• [Job]
Update all of the records by replacing every instance of "bar-group" with "bar-cluster" and leaving everything else unchanged. Leave the pictures out of your answer.
─── Record set ───
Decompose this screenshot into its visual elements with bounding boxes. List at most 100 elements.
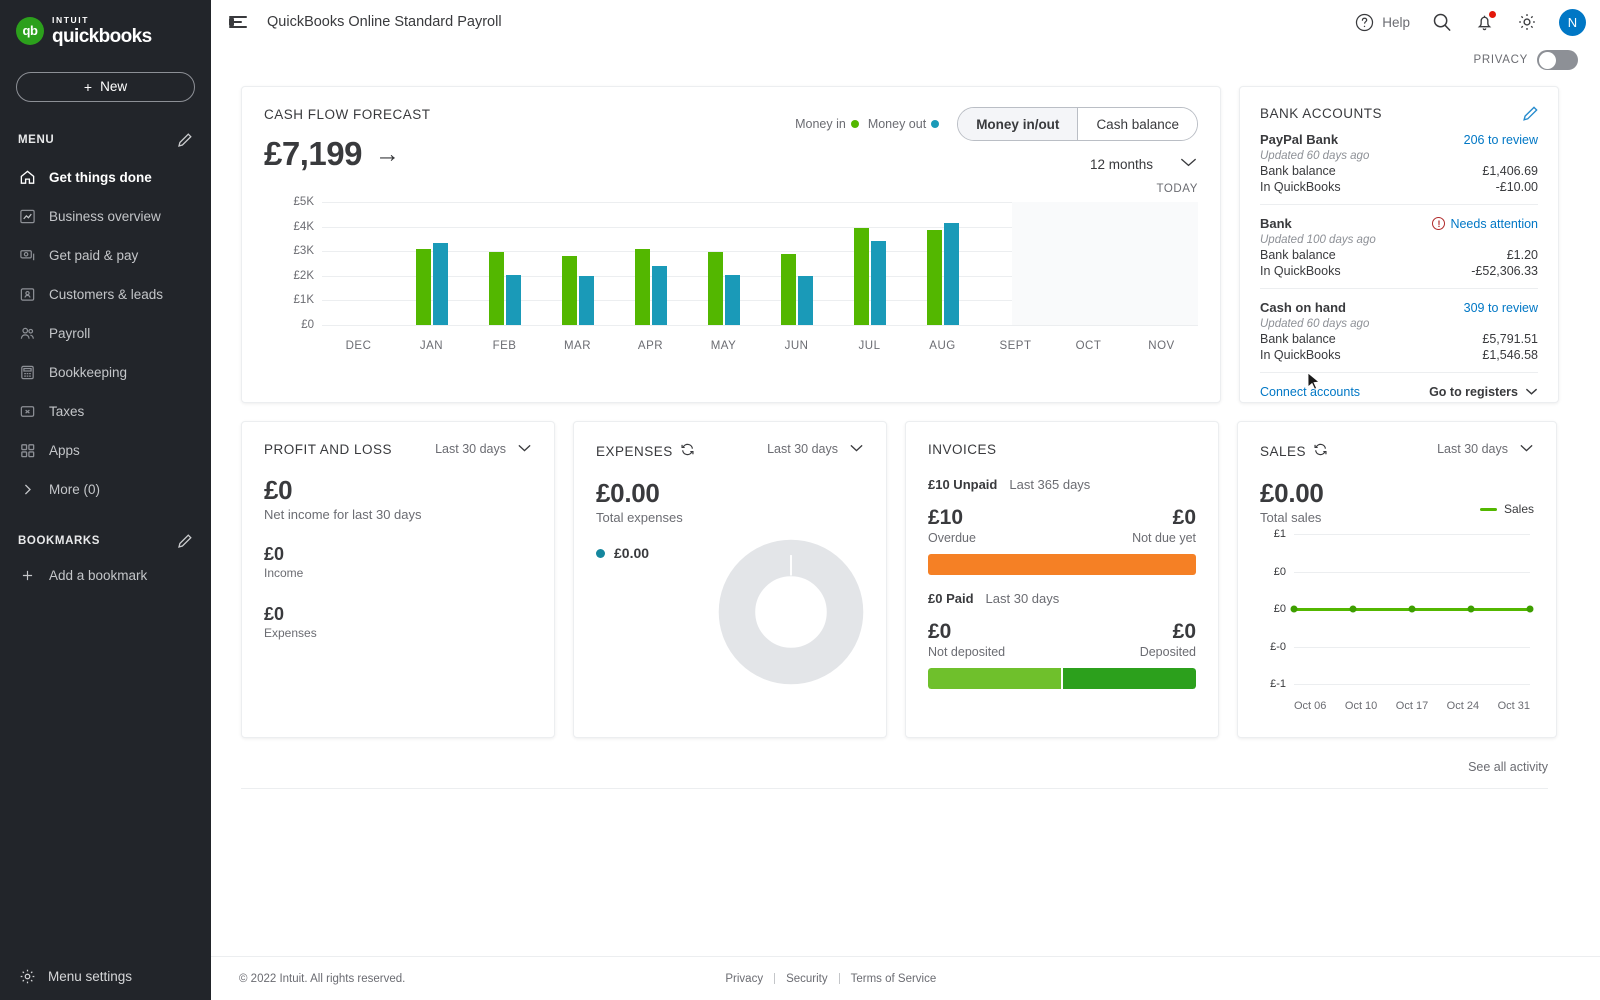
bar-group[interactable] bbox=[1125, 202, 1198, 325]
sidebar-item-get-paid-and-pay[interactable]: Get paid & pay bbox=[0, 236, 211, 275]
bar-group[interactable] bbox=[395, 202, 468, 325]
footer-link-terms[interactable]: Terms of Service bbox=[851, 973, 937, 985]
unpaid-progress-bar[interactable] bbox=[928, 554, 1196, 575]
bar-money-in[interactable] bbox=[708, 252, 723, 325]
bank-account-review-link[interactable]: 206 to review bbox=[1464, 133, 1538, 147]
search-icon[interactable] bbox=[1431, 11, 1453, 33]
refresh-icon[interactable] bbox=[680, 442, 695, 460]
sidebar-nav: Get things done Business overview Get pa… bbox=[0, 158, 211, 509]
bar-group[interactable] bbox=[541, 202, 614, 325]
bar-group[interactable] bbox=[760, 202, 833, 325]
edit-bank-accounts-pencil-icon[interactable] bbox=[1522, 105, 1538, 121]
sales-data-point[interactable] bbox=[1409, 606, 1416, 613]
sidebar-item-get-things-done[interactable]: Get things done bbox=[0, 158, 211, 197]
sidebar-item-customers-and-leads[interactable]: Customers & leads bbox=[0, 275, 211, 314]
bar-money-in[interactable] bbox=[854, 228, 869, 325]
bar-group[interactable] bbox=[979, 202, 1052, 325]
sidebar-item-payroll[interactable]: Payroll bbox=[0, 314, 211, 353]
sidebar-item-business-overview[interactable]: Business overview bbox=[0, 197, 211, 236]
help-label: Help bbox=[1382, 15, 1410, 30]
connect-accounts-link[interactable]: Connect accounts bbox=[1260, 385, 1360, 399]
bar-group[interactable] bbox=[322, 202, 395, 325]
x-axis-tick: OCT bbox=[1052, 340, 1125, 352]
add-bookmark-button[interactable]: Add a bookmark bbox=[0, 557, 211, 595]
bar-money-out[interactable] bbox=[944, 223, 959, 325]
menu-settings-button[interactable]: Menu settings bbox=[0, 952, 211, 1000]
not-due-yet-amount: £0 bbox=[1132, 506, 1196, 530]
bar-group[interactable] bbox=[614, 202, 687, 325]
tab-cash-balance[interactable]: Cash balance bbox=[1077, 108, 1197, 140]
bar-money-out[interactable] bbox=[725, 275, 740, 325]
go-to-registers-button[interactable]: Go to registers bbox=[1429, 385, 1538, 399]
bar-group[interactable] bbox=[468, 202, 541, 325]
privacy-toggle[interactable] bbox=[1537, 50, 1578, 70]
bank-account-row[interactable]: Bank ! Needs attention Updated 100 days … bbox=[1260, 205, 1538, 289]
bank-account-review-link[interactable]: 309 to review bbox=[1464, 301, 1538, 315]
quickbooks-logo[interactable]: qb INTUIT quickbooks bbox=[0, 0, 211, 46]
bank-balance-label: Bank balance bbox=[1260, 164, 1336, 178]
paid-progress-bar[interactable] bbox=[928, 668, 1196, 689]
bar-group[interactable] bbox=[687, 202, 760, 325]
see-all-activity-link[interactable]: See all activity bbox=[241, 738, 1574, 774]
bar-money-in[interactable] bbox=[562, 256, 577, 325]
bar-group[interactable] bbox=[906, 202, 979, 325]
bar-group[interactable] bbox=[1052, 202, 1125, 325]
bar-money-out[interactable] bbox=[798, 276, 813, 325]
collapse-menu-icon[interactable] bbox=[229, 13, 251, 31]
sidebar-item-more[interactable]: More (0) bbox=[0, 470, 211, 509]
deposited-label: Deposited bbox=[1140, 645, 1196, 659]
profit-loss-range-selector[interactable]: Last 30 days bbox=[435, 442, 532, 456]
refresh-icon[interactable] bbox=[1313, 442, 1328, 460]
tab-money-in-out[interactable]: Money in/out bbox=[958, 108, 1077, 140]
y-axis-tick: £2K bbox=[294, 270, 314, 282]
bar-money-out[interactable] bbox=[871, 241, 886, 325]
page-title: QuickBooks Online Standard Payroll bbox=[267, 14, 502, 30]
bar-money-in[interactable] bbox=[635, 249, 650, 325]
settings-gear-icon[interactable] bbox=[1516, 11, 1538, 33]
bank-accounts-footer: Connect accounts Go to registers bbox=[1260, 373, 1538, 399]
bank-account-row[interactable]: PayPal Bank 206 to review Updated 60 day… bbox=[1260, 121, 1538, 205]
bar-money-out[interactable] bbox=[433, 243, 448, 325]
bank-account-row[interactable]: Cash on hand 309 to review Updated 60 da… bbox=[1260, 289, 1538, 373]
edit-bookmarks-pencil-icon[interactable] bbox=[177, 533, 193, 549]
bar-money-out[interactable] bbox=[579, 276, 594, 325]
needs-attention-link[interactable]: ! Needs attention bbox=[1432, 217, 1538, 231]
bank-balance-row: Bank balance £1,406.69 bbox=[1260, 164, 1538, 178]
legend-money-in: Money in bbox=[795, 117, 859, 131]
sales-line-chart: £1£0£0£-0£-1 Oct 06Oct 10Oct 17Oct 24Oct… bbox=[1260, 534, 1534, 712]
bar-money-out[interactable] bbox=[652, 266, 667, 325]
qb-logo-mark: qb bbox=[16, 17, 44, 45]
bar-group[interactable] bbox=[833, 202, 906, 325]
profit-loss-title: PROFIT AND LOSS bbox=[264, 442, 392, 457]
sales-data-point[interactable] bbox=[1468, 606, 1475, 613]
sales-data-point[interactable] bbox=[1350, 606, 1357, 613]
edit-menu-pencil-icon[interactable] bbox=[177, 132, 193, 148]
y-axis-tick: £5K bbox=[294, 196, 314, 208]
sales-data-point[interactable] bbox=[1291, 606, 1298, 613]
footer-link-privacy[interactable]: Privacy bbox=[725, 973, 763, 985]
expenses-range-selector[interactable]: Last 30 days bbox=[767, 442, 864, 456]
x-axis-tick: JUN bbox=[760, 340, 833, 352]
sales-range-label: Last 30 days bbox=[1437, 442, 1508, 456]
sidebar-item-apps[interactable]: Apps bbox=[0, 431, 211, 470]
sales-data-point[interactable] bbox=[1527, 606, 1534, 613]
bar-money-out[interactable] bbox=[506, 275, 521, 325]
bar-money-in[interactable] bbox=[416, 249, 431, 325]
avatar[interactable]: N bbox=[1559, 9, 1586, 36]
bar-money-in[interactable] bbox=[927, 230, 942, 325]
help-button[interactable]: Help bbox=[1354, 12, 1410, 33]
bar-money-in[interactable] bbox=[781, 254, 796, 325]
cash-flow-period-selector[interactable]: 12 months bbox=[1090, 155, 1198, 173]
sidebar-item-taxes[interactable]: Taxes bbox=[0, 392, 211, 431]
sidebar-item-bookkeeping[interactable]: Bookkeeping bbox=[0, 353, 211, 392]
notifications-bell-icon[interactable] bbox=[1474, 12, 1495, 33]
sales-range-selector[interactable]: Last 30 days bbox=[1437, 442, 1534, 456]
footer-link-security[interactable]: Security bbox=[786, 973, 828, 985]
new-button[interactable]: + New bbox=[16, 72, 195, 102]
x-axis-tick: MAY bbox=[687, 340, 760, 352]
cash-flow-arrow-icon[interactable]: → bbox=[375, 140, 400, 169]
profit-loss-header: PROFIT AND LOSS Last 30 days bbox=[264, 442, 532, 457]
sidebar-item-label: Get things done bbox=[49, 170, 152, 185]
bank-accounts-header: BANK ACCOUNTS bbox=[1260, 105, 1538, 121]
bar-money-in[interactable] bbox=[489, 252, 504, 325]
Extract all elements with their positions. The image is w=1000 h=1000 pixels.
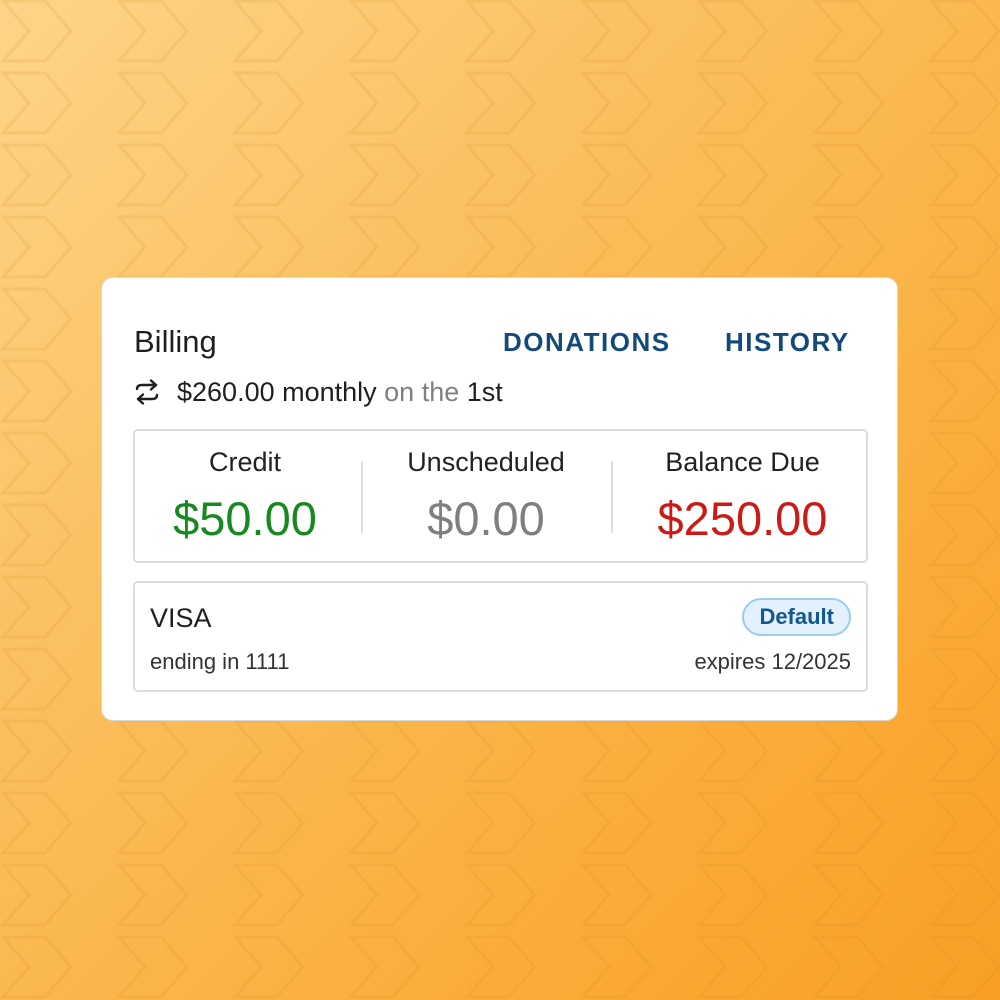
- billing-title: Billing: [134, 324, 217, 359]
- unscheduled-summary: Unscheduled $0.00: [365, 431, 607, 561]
───
• [Full response]
Decompose this screenshot into its visual elements with bounding boxes. List at most 100 elements.
bar-cluster[interactable] bbox=[1125, 202, 1198, 325]
sidebar-item-get-paid-and-pay[interactable]: Get paid & pay bbox=[0, 236, 211, 275]
bar-cluster[interactable] bbox=[395, 202, 468, 325]
footer-link-terms[interactable]: Terms of Service bbox=[851, 973, 937, 985]
unpaid-progress-bar[interactable] bbox=[928, 554, 1196, 575]
bar-money-in[interactable] bbox=[708, 252, 723, 325]
bank-account-review-link[interactable]: 206 to review bbox=[1464, 133, 1538, 147]
search-icon[interactable] bbox=[1431, 11, 1453, 33]
refresh-icon[interactable] bbox=[680, 442, 695, 460]
sidebar-nav: Get things done Business overview Get pa… bbox=[0, 158, 211, 509]
bar-cluster[interactable] bbox=[541, 202, 614, 325]
bar-cluster[interactable] bbox=[760, 202, 833, 325]
edit-bank-accounts-pencil-icon[interactable] bbox=[1522, 105, 1538, 121]
sales-data-point[interactable] bbox=[1409, 606, 1416, 613]
sidebar-item-get-things-done[interactable]: Get things done bbox=[0, 158, 211, 197]
sidebar-item-customers-and-leads[interactable]: Customers & leads bbox=[0, 275, 211, 314]
bar-money-in[interactable] bbox=[854, 228, 869, 325]
bar-cluster[interactable] bbox=[979, 202, 1052, 325]
sidebar-item-payroll[interactable]: Payroll bbox=[0, 314, 211, 353]
sidebar-item-business-overview[interactable]: Business overview bbox=[0, 197, 211, 236]
help-label: Help bbox=[1382, 15, 1410, 30]
connect-accounts-link[interactable]: Connect accounts bbox=[1260, 385, 1360, 399]
bar-cluster[interactable] bbox=[322, 202, 395, 325]
x-axis-tick: OCT bbox=[1052, 340, 1125, 352]
add-bookmark-button[interactable]: Add a bookmark bbox=[0, 557, 211, 595]
bar-money-out[interactable] bbox=[944, 223, 959, 325]
menu-settings-button[interactable]: Menu settings bbox=[0, 952, 211, 1000]
not-due-yet-amount: £0 bbox=[1132, 506, 1196, 530]
bar-cluster[interactable] bbox=[614, 202, 687, 325]
tab-cash-balance[interactable]: Cash balance bbox=[1077, 108, 1197, 140]
bar-money-out[interactable] bbox=[725, 275, 740, 325]
go-to-registers-button[interactable]: Go to registers bbox=[1429, 385, 1538, 399]
bar-cluster[interactable] bbox=[468, 202, 541, 325]
privacy-toggle[interactable] bbox=[1537, 50, 1578, 70]
bank-account-row[interactable]: Bank ! Needs attention Updated 100 days … bbox=[1260, 205, 1538, 289]
bank-account-review-link[interactable]: 309 to review bbox=[1464, 301, 1538, 315]
quickbooks-logo[interactable]: qb INTUIT quickbooks bbox=[0, 0, 211, 46]
bank-balance-label: Bank balance bbox=[1260, 164, 1336, 178]
paid-progress-bar[interactable] bbox=[928, 668, 1196, 689]
bar-cluster[interactable] bbox=[687, 202, 760, 325]
see-all-activity-link[interactable]: See all activity bbox=[241, 738, 1574, 774]
bar-money-in[interactable] bbox=[562, 256, 577, 325]
bar-cluster[interactable] bbox=[906, 202, 979, 325]
bar-cluster[interactable] bbox=[1052, 202, 1125, 325]
bar-money-out[interactable] bbox=[798, 276, 813, 325]
collapse-menu-icon[interactable] bbox=[229, 13, 251, 31]
sidebar-item-more[interactable]: More (0) bbox=[0, 470, 211, 509]
deposited-label: Deposited bbox=[1140, 645, 1196, 659]
profit-loss-range-selector[interactable]: Last 30 days bbox=[435, 442, 532, 456]
refresh-icon[interactable] bbox=[1313, 442, 1328, 460]
tab-money-in-out[interactable]: Money in/out bbox=[958, 108, 1077, 140]
y-axis-tick: £2K bbox=[294, 270, 314, 282]
bar-money-out[interactable] bbox=[871, 241, 886, 325]
page-title: QuickBooks Online Standard Payroll bbox=[267, 14, 502, 30]
bar-money-in[interactable] bbox=[635, 249, 650, 325]
settings-gear-icon[interactable] bbox=[1516, 11, 1538, 33]
bank-accounts-footer: Connect accounts Go to registers bbox=[1260, 373, 1538, 399]
bank-account-row[interactable]: PayPal Bank 206 to review Updated 60 day… bbox=[1260, 121, 1538, 205]
bar-money-out[interactable] bbox=[433, 243, 448, 325]
bank-account-row[interactable]: Cash on hand 309 to review Updated 60 da… bbox=[1260, 289, 1538, 373]
edit-bookmarks-pencil-icon[interactable] bbox=[177, 533, 193, 549]
bar-money-out[interactable] bbox=[579, 276, 594, 325]
needs-attention-link[interactable]: ! Needs attention bbox=[1432, 217, 1538, 231]
bank-balance-row: Bank balance £1,406.69 bbox=[1260, 164, 1538, 178]
legend-money-in: Money in bbox=[795, 117, 859, 131]
sales-line-chart: £1£0£0£-0£-1 Oct 06Oct 10Oct 17Oct 24Oct… bbox=[1260, 534, 1534, 712]
bar-money-out[interactable] bbox=[652, 266, 667, 325]
qb-logo-mark: qb bbox=[16, 17, 44, 45]
bar-cluster[interactable] bbox=[833, 202, 906, 325]
profit-loss-title: PROFIT AND LOSS bbox=[264, 442, 392, 457]
sales-data-point[interactable] bbox=[1468, 606, 1475, 613]
sales-data-point[interactable] bbox=[1350, 606, 1357, 613]
edit-menu-pencil-icon[interactable] bbox=[177, 132, 193, 148]
y-axis-tick: £5K bbox=[294, 196, 314, 208]
sales-data-point[interactable] bbox=[1291, 606, 1298, 613]
footer-link-privacy[interactable]: Privacy bbox=[725, 973, 763, 985]
expenses-range-selector[interactable]: Last 30 days bbox=[767, 442, 864, 456]
x-axis-tick: JUN bbox=[760, 340, 833, 352]
sales-range-label: Last 30 days bbox=[1437, 442, 1508, 456]
sidebar-item-apps[interactable]: Apps bbox=[0, 431, 211, 470]
sales-data-point[interactable] bbox=[1527, 606, 1534, 613]
bar-money-out[interactable] bbox=[506, 275, 521, 325]
bar-money-in[interactable] bbox=[416, 249, 431, 325]
avatar[interactable]: N bbox=[1559, 9, 1586, 36]
bar-money-in[interactable] bbox=[927, 230, 942, 325]
help-button[interactable]: Help bbox=[1354, 12, 1410, 33]
bar-money-in[interactable] bbox=[781, 254, 796, 325]
cash-flow-period-selector[interactable]: 12 months bbox=[1090, 155, 1198, 173]
sidebar-item-taxes[interactable]: Taxes bbox=[0, 392, 211, 431]
sidebar-item-bookkeeping[interactable]: Bookkeeping bbox=[0, 353, 211, 392]
notifications-bell-icon[interactable] bbox=[1474, 12, 1495, 33]
sales-range-selector[interactable]: Last 30 days bbox=[1437, 442, 1534, 456]
footer-link-security[interactable]: Security bbox=[786, 973, 828, 985]
new-button[interactable]: + New bbox=[16, 72, 195, 102]
x-axis-tick: MAY bbox=[687, 340, 760, 352]
cash-flow-arrow-icon[interactable]: → bbox=[375, 140, 400, 169]
profit-loss-header: PROFIT AND LOSS Last 30 days bbox=[264, 442, 532, 457]
sidebar-item-label: Get things done bbox=[49, 170, 152, 185]
bank-accounts-header: BANK ACCOUNTS bbox=[1260, 105, 1538, 121]
bar-money-in[interactable] bbox=[489, 252, 504, 325]
Extract all elements with their positions. The image is w=1000 h=1000 pixels.
- billing-title: Billing: [134, 324, 217, 359]
- unscheduled-summary: Unscheduled $0.00: [365, 431, 607, 561]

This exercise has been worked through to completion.